-- Goal --
No images are to be carried over; print all other material exactly as it stands.

:: Provided data

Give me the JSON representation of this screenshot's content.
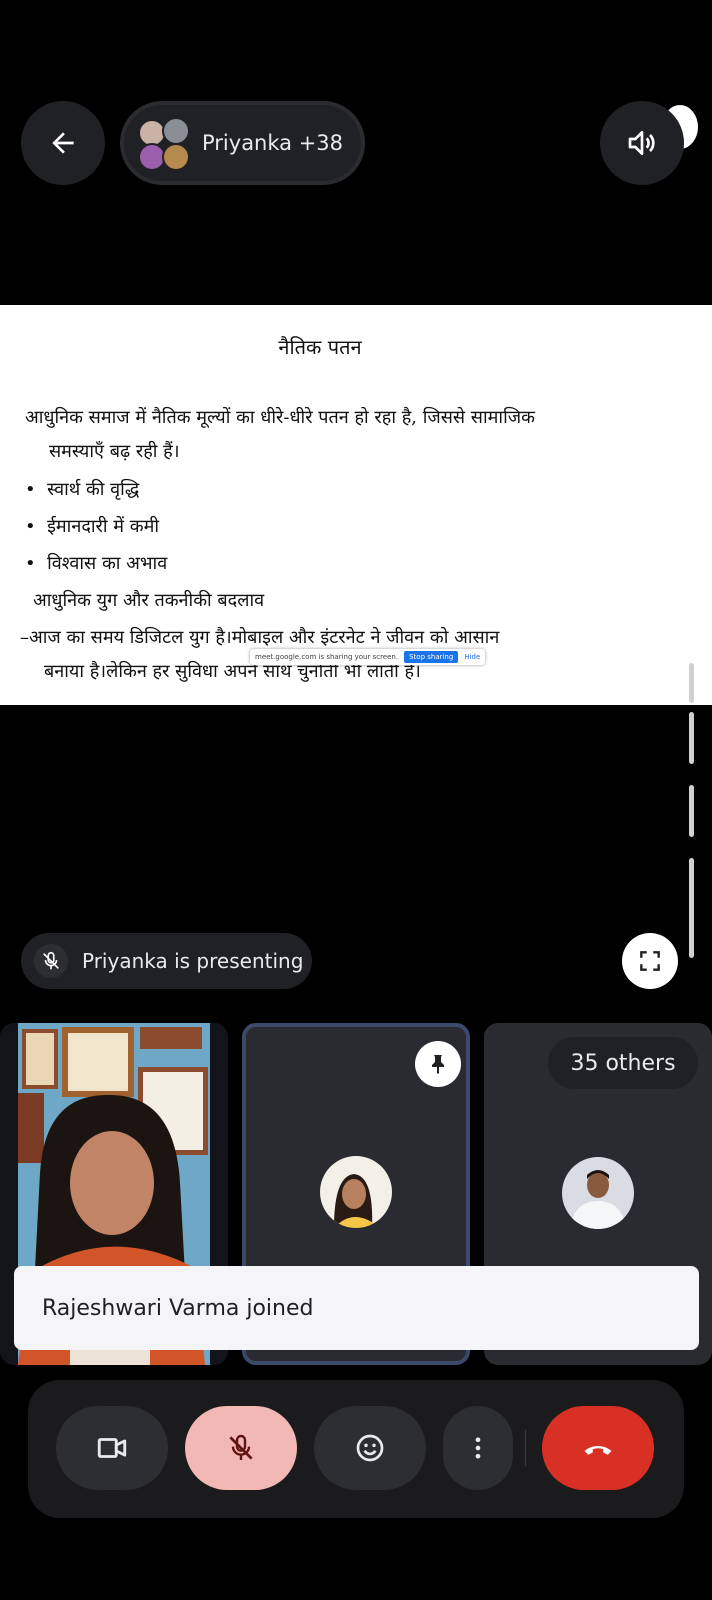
{
  "header": {
    "participants_label": "Priyanka +38"
  },
  "slide": {
    "title": "नैतिक पतन",
    "intro_line1": "आधुनिक समाज में नैतिक मूल्यों का धीरे-धीरे पतन हो रहा है, जिससे सामाजिक",
    "intro_line2": "समस्याएँ बढ़ रही हैं।",
    "bullets": [
      "स्वार्थ की वृद्धि",
      "ईमानदारी में कमी",
      "विश्वास का अभाव"
    ],
    "subheading": "आधुनिक युग और तकनीकी बदलाव",
    "para2_line1": "–आज का समय डिजिटल युग है।मोबाइल और इंटरनेट ने जीवन को आसान",
    "para2_line2": "बनाया है।लेकिन हर सुविधा अपने साथ चुनौती भी लाती है।",
    "share_bar_text": "meet.google.com is sharing your screen.",
    "stop_sharing_label": "Stop sharing",
    "hide_label": "Hide"
  },
  "presenting": {
    "label": "Priyanka is presenting"
  },
  "tiles": {
    "others_label": "35 others"
  },
  "toast": {
    "message": "Rajeshwari Varma joined"
  },
  "icons": {
    "back": "arrow-back-icon",
    "speaker": "volume-icon",
    "mic_off": "mic-off-icon",
    "fullscreen": "fullscreen-icon",
    "pin": "pin-icon",
    "video": "videocam-icon",
    "emoji": "emoji-icon",
    "more": "more-vert-icon",
    "hangup": "call-end-icon"
  },
  "colors": {
    "hangup": "#d93025",
    "mic_muted_bg": "#f2b8b5",
    "pinned_border": "#3b4a6b"
  }
}
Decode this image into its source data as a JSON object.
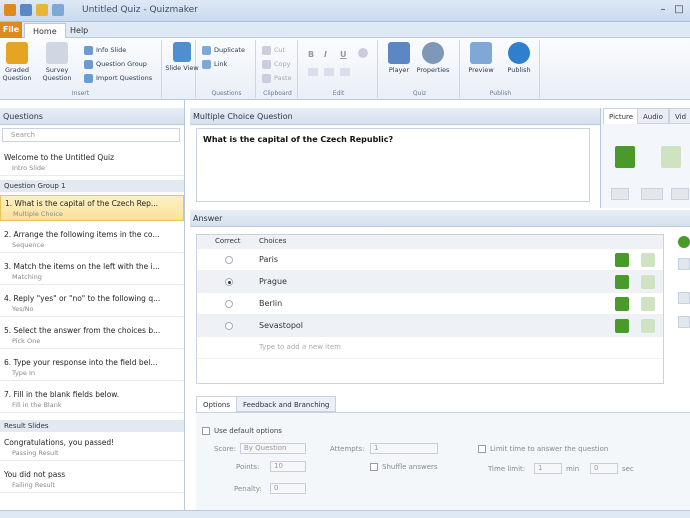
{
  "window": {
    "title": "Untitled Quiz - Quizmaker"
  },
  "ribbon_tabs": [
    "File",
    "Home",
    "Help"
  ],
  "ribbon": {
    "insert": {
      "graded": "Graded Question",
      "survey": "Survey Question",
      "info_slide": "Info Slide",
      "question_group": "Question Group",
      "import_questions": "Import Questions",
      "label": "Insert"
    },
    "slide_view": "Slide View",
    "questions": {
      "duplicate": "Duplicate",
      "link": "Link",
      "label": "Questions"
    },
    "clipboard": {
      "cut": "Cut",
      "copy": "Copy",
      "paste": "Paste",
      "label": "Clipboard"
    },
    "edit": {
      "label": "Edit"
    },
    "quiz": {
      "player": "Player",
      "properties": "Properties",
      "label": "Quiz"
    },
    "publish_group": {
      "preview": "Preview",
      "publish": "Publish",
      "label": "Publish"
    }
  },
  "left_pane": {
    "header": "Questions",
    "search_placeholder": "Search",
    "intro": {
      "title": "Welcome to the Untitled Quiz",
      "type": "Intro Slide"
    },
    "group_label": "Question Group 1",
    "questions": [
      {
        "title": "1. What is the capital of the Czech Rep...",
        "type": "Multiple Choice"
      },
      {
        "title": "2. Arrange the following items in the co...",
        "type": "Sequence"
      },
      {
        "title": "3. Match the items on the left with the i...",
        "type": "Matching"
      },
      {
        "title": "4. Reply \"yes\" or \"no\" to the following q...",
        "type": "Yes/No"
      },
      {
        "title": "5. Select the answer from the choices b...",
        "type": "Pick One"
      },
      {
        "title": "6. Type your response into the field bel...",
        "type": "Type In"
      },
      {
        "title": "7. Fill in the blank fields below.",
        "type": "Fill in the Blank"
      }
    ],
    "results_label": "Result Slides",
    "results": [
      {
        "title": "Congratulations, you passed!",
        "type": "Passing Result"
      },
      {
        "title": "You did not pass",
        "type": "Failing Result"
      }
    ]
  },
  "question_panel": {
    "header": "Multiple Choice Question",
    "question_text": "What is the capital of the Czech Republic?"
  },
  "media_tabs": [
    "Picture",
    "Audio",
    "Vid"
  ],
  "answer_panel": {
    "header": "Answer",
    "col_correct": "Correct",
    "col_choice": "Choices",
    "choices": [
      {
        "text": "Paris",
        "correct": false
      },
      {
        "text": "Prague",
        "correct": true
      },
      {
        "text": "Berlin",
        "correct": false
      },
      {
        "text": "Sevastopol",
        "correct": false
      }
    ],
    "add_placeholder": "Type to add a new item"
  },
  "bottom_tabs": [
    "Options",
    "Feedback and Branching"
  ],
  "options": {
    "use_default": "Use default options",
    "score_label": "Score:",
    "score_value": "By Question",
    "points_label": "Points:",
    "points_value": "10",
    "penalty_label": "Penalty:",
    "penalty_value": "0",
    "attempts_label": "Attempts:",
    "attempts_value": "1",
    "shuffle": "Shuffle answers",
    "limit_time": "Limit time to answer the question",
    "time_limit_label": "Time limit:",
    "min_value": "1",
    "min_label": "min",
    "sec_value": "0",
    "sec_label": "sec"
  },
  "colors": {
    "accent": "#e08a1e",
    "selection": "#fbe29a",
    "green_icon": "#4a9a2a"
  }
}
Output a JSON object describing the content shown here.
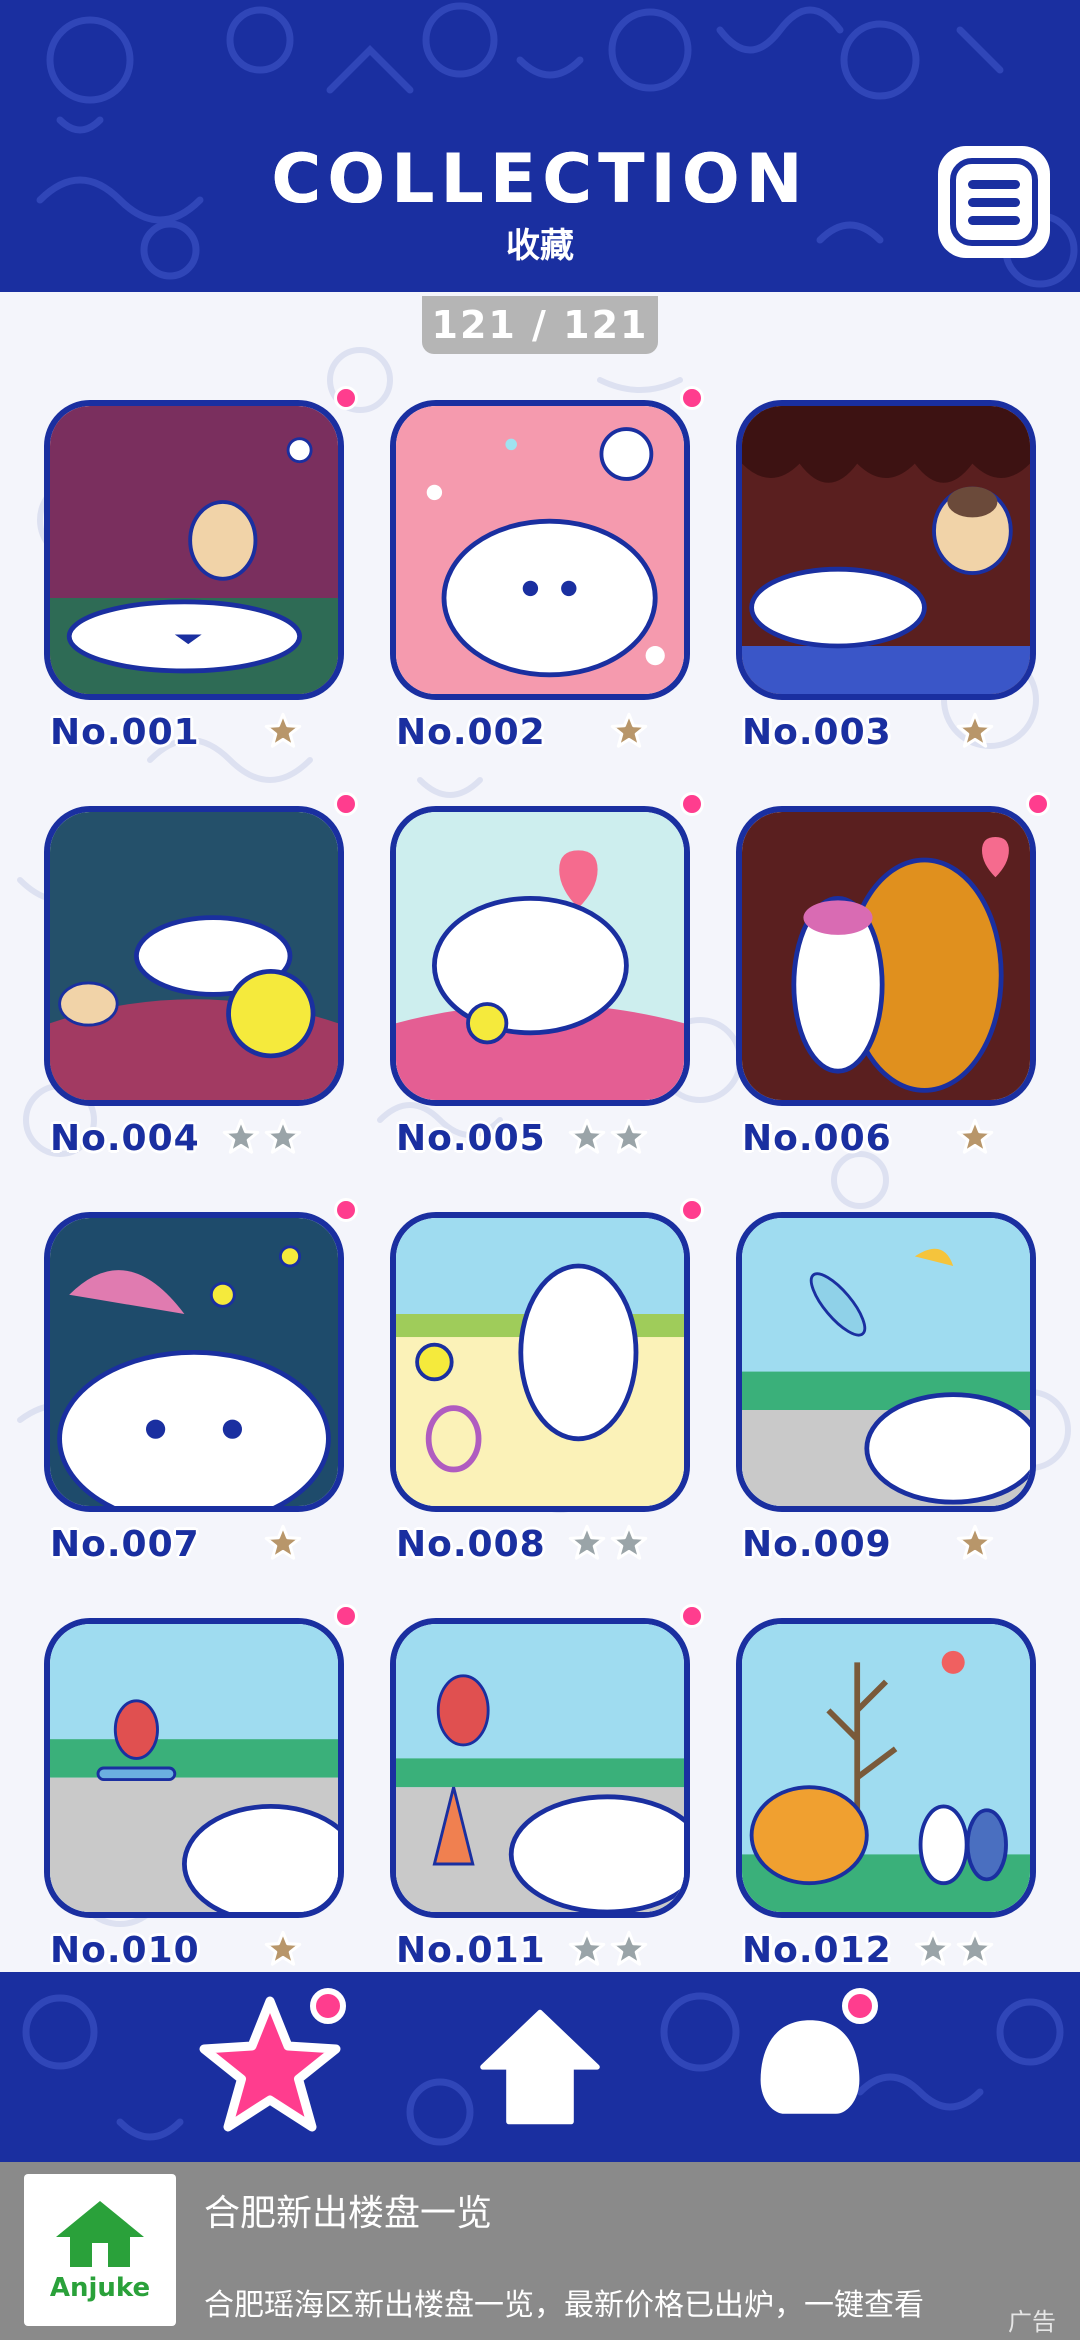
{
  "header": {
    "title": "COLLECTION",
    "subtitle": "收藏",
    "menu_icon": "menu-icon"
  },
  "progress": {
    "label": "121 / 121",
    "collected": 121,
    "total": 121
  },
  "items": [
    {
      "number": "No.001",
      "stars": 1,
      "max_stars": 2,
      "new_dot": true,
      "scene": "night-field"
    },
    {
      "number": "No.002",
      "stars": 1,
      "max_stars": 2,
      "new_dot": true,
      "scene": "pink-baseball"
    },
    {
      "number": "No.003",
      "stars": 1,
      "max_stars": 2,
      "new_dot": false,
      "scene": "chocolate-pug"
    },
    {
      "number": "No.004",
      "stars": 0,
      "max_stars": 2,
      "new_dot": true,
      "scene": "teal-tennis-ball"
    },
    {
      "number": "No.005",
      "stars": 0,
      "max_stars": 2,
      "new_dot": true,
      "scene": "heart-cushion"
    },
    {
      "number": "No.006",
      "stars": 1,
      "max_stars": 2,
      "new_dot": true,
      "scene": "bear-hug"
    },
    {
      "number": "No.007",
      "stars": 1,
      "max_stars": 2,
      "new_dot": true,
      "scene": "bees"
    },
    {
      "number": "No.008",
      "stars": 0,
      "max_stars": 2,
      "new_dot": true,
      "scene": "tennis-racket"
    },
    {
      "number": "No.009",
      "stars": 1,
      "max_stars": 2,
      "new_dot": false,
      "scene": "monkey-fall"
    },
    {
      "number": "No.010",
      "stars": 1,
      "max_stars": 2,
      "new_dot": true,
      "scene": "monkey-skate"
    },
    {
      "number": "No.011",
      "stars": 0,
      "max_stars": 2,
      "new_dot": true,
      "scene": "monkey-cone"
    },
    {
      "number": "No.012",
      "stars": 0,
      "max_stars": 2,
      "new_dot": false,
      "scene": "tree-park"
    }
  ],
  "nav": [
    {
      "icon": "star-icon",
      "active": true,
      "badge": true
    },
    {
      "icon": "home-icon",
      "active": false,
      "badge": false
    },
    {
      "icon": "dog-head-icon",
      "active": false,
      "badge": true
    }
  ],
  "ad": {
    "brand": "Anjuke",
    "title": "合肥新出楼盘一览",
    "description": "合肥瑶海区新出楼盘一览，最新价格已出炉，一键查看",
    "tag": "广告"
  },
  "colors": {
    "primary": "#1a2fa0",
    "accent_pink": "#ff3d8e",
    "star_earned": "#b8966a",
    "star_empty": "#9aa4a8",
    "ad_bg": "#8a8a8a"
  }
}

::::

-- Answer to the exercise --
Give me the JSON representation of this screenshot's content.
{
  "header": {
    "participants_label": "Priyanka +38"
  },
  "slide": {
    "title": "नैतिक पतन",
    "intro_line1": "आधुनिक समाज में नैतिक मूल्यों का धीरे-धीरे पतन हो रहा है, जिससे सामाजिक",
    "intro_line2": "समस्याएँ बढ़ रही हैं।",
    "bullets": [
      "स्वार्थ की वृद्धि",
      "ईमानदारी में कमी",
      "विश्वास का अभाव"
    ],
    "subheading": "आधुनिक युग और तकनीकी बदलाव",
    "para2_line1": "–आज का समय डिजिटल युग है।मोबाइल और इंटरनेट ने जीवन को आसान",
    "para2_line2": "बनाया है।लेकिन हर सुविधा अपने साथ चुनौती भी लाती है।",
    "share_bar_text": "meet.google.com is sharing your screen.",
    "stop_sharing_label": "Stop sharing",
    "hide_label": "Hide"
  },
  "presenting": {
    "label": "Priyanka is presenting"
  },
  "tiles": {
    "others_label": "35 others"
  },
  "toast": {
    "message": "Rajeshwari Varma joined"
  },
  "icons": {
    "back": "arrow-back-icon",
    "speaker": "volume-icon",
    "mic_off": "mic-off-icon",
    "fullscreen": "fullscreen-icon",
    "pin": "pin-icon",
    "video": "videocam-icon",
    "emoji": "emoji-icon",
    "more": "more-vert-icon",
    "hangup": "call-end-icon"
  },
  "colors": {
    "hangup": "#d93025",
    "mic_muted_bg": "#f2b8b5",
    "pinned_border": "#3b4a6b"
  }
}
Decode this image into its source data as a JSON object.
{
  "window": {
    "title": "Untitled Quiz - Quizmaker"
  },
  "ribbon_tabs": [
    "File",
    "Home",
    "Help"
  ],
  "ribbon": {
    "insert": {
      "graded": "Graded Question",
      "survey": "Survey Question",
      "info_slide": "Info Slide",
      "question_group": "Question Group",
      "import_questions": "Import Questions",
      "label": "Insert"
    },
    "slide_view": "Slide View",
    "questions": {
      "duplicate": "Duplicate",
      "link": "Link",
      "label": "Questions"
    },
    "clipboard": {
      "cut": "Cut",
      "copy": "Copy",
      "paste": "Paste",
      "label": "Clipboard"
    },
    "edit": {
      "label": "Edit"
    },
    "quiz": {
      "player": "Player",
      "properties": "Properties",
      "label": "Quiz"
    },
    "publish_group": {
      "preview": "Preview",
      "publish": "Publish",
      "label": "Publish"
    }
  },
  "left_pane": {
    "header": "Questions",
    "search_placeholder": "Search",
    "intro": {
      "title": "Welcome to the Untitled Quiz",
      "type": "Intro Slide"
    },
    "group_label": "Question Group 1",
    "questions": [
      {
        "title": "1. What is the capital of the Czech Rep...",
        "type": "Multiple Choice"
      },
      {
        "title": "2. Arrange the following items in the co...",
        "type": "Sequence"
      },
      {
        "title": "3. Match the items on the left with the i...",
        "type": "Matching"
      },
      {
        "title": "4. Reply \"yes\" or \"no\" to the following q...",
        "type": "Yes/No"
      },
      {
        "title": "5. Select the answer from the choices b...",
        "type": "Pick One"
      },
      {
        "title": "6. Type your response into the field bel...",
        "type": "Type In"
      },
      {
        "title": "7. Fill in the blank fields below.",
        "type": "Fill in the Blank"
      }
    ],
    "results_label": "Result Slides",
    "results": [
      {
        "title": "Congratulations, you passed!",
        "type": "Passing Result"
      },
      {
        "title": "You did not pass",
        "type": "Failing Result"
      }
    ]
  },
  "question_panel": {
    "header": "Multiple Choice Question",
    "question_text": "What is the capital of the Czech Republic?"
  },
  "media_tabs": [
    "Picture",
    "Audio",
    "Vid"
  ],
  "answer_panel": {
    "header": "Answer",
    "col_correct": "Correct",
    "col_choice": "Choices",
    "choices": [
      {
        "text": "Paris",
        "correct": false
      },
      {
        "text": "Prague",
        "correct": true
      },
      {
        "text": "Berlin",
        "correct": false
      },
      {
        "text": "Sevastopol",
        "correct": false
      }
    ],
    "add_placeholder": "Type to add a new item"
  },
  "bottom_tabs": [
    "Options",
    "Feedback and Branching"
  ],
  "options": {
    "use_default": "Use default options",
    "score_label": "Score:",
    "score_value": "By Question",
    "points_label": "Points:",
    "points_value": "10",
    "penalty_label": "Penalty:",
    "penalty_value": "0",
    "attempts_label": "Attempts:",
    "attempts_value": "1",
    "shuffle": "Shuffle answers",
    "limit_time": "Limit time to answer the question",
    "time_limit_label": "Time limit:",
    "min_value": "1",
    "min_label": "min",
    "sec_value": "0",
    "sec_label": "sec"
  },
  "colors": {
    "accent": "#e08a1e",
    "selection": "#fbe29a",
    "green_icon": "#4a9a2a"
  }
}
Output a JSON object describing the content shown here.
{
  "header": {
    "title": "COLLECTION",
    "subtitle": "收藏",
    "menu_icon": "menu-icon"
  },
  "progress": {
    "label": "121 / 121",
    "collected": 121,
    "total": 121
  },
  "items": [
    {
      "number": "No.001",
      "stars": 1,
      "max_stars": 2,
      "new_dot": true,
      "scene": "night-field"
    },
    {
      "number": "No.002",
      "stars": 1,
      "max_stars": 2,
      "new_dot": true,
      "scene": "pink-baseball"
    },
    {
      "number": "No.003",
      "stars": 1,
      "max_stars": 2,
      "new_dot": false,
      "scene": "chocolate-pug"
    },
    {
      "number": "No.004",
      "stars": 0,
      "max_stars": 2,
      "new_dot": true,
      "scene": "teal-tennis-ball"
    },
    {
      "number": "No.005",
      "stars": 0,
      "max_stars": 2,
      "new_dot": true,
      "scene": "heart-cushion"
    },
    {
      "number": "No.006",
      "stars": 1,
      "max_stars": 2,
      "new_dot": true,
      "scene": "bear-hug"
    },
    {
      "number": "No.007",
      "stars": 1,
      "max_stars": 2,
      "new_dot": true,
      "scene": "bees"
    },
    {
      "number": "No.008",
      "stars": 0,
      "max_stars": 2,
      "new_dot": true,
      "scene": "tennis-racket"
    },
    {
      "number": "No.009",
      "stars": 1,
      "max_stars": 2,
      "new_dot": false,
      "scene": "monkey-fall"
    },
    {
      "number": "No.010",
      "stars": 1,
      "max_stars": 2,
      "new_dot": true,
      "scene": "monkey-skate"
    },
    {
      "number": "No.011",
      "stars": 0,
      "max_stars": 2,
      "new_dot": true,
      "scene": "monkey-cone"
    },
    {
      "number": "No.012",
      "stars": 0,
      "max_stars": 2,
      "new_dot": false,
      "scene": "tree-park"
    }
  ],
  "nav": [
    {
      "icon": "star-icon",
      "active": true,
      "badge": true
    },
    {
      "icon": "home-icon",
      "active": false,
      "badge": false
    },
    {
      "icon": "dog-head-icon",
      "active": false,
      "badge": true
    }
  ],
  "ad": {
    "brand": "Anjuke",
    "title": "合肥新出楼盘一览",
    "description": "合肥瑶海区新出楼盘一览，最新价格已出炉，一键查看",
    "tag": "广告"
  },
  "colors": {
    "primary": "#1a2fa0",
    "accent_pink": "#ff3d8e",
    "star_earned": "#b8966a",
    "star_empty": "#9aa4a8",
    "ad_bg": "#8a8a8a"
  }
}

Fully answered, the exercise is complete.